- **The problem**:
All records must be quoted exactly. Omit the pictures.

- **Entries**:

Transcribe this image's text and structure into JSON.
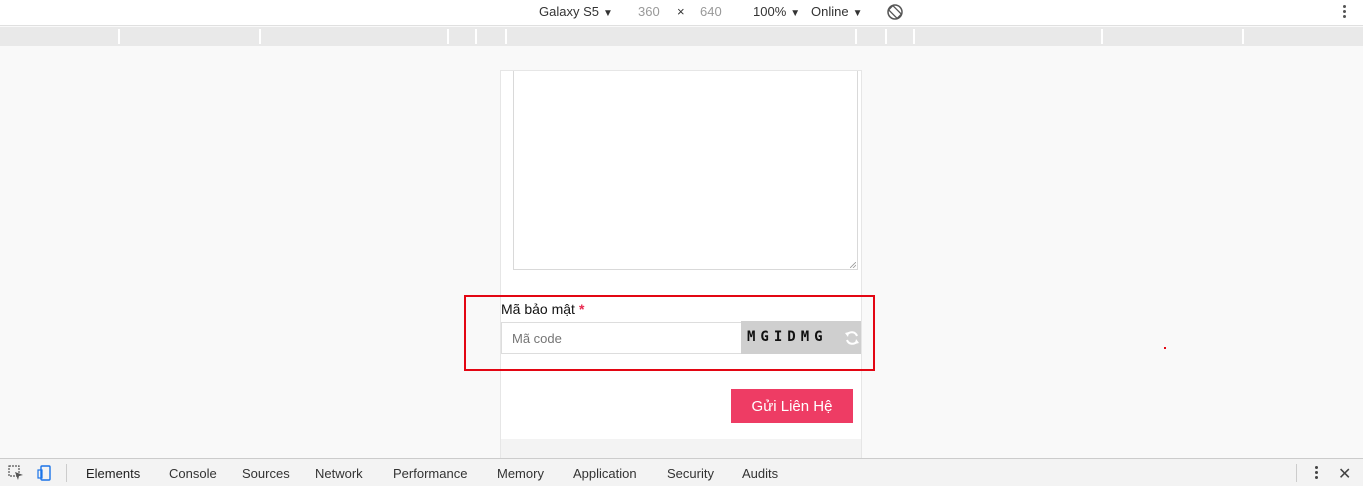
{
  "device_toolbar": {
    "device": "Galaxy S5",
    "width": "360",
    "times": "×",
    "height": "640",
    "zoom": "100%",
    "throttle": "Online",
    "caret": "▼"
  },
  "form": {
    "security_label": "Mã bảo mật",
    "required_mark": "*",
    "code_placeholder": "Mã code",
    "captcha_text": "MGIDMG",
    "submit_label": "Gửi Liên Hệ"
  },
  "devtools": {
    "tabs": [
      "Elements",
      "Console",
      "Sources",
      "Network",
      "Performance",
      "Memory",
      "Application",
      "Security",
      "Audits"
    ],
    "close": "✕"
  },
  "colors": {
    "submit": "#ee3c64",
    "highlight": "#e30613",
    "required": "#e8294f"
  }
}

- **Problem solution**:
Transcribe this image's text and structure into JSON.
{
  "device_toolbar": {
    "device": "Galaxy S5",
    "width": "360",
    "times": "×",
    "height": "640",
    "zoom": "100%",
    "throttle": "Online",
    "caret": "▼"
  },
  "form": {
    "security_label": "Mã bảo mật",
    "required_mark": "*",
    "code_placeholder": "Mã code",
    "captcha_text": "MGIDMG",
    "submit_label": "Gửi Liên Hệ"
  },
  "devtools": {
    "tabs": [
      "Elements",
      "Console",
      "Sources",
      "Network",
      "Performance",
      "Memory",
      "Application",
      "Security",
      "Audits"
    ],
    "close": "✕"
  },
  "colors": {
    "submit": "#ee3c64",
    "highlight": "#e30613",
    "required": "#e8294f"
  }
}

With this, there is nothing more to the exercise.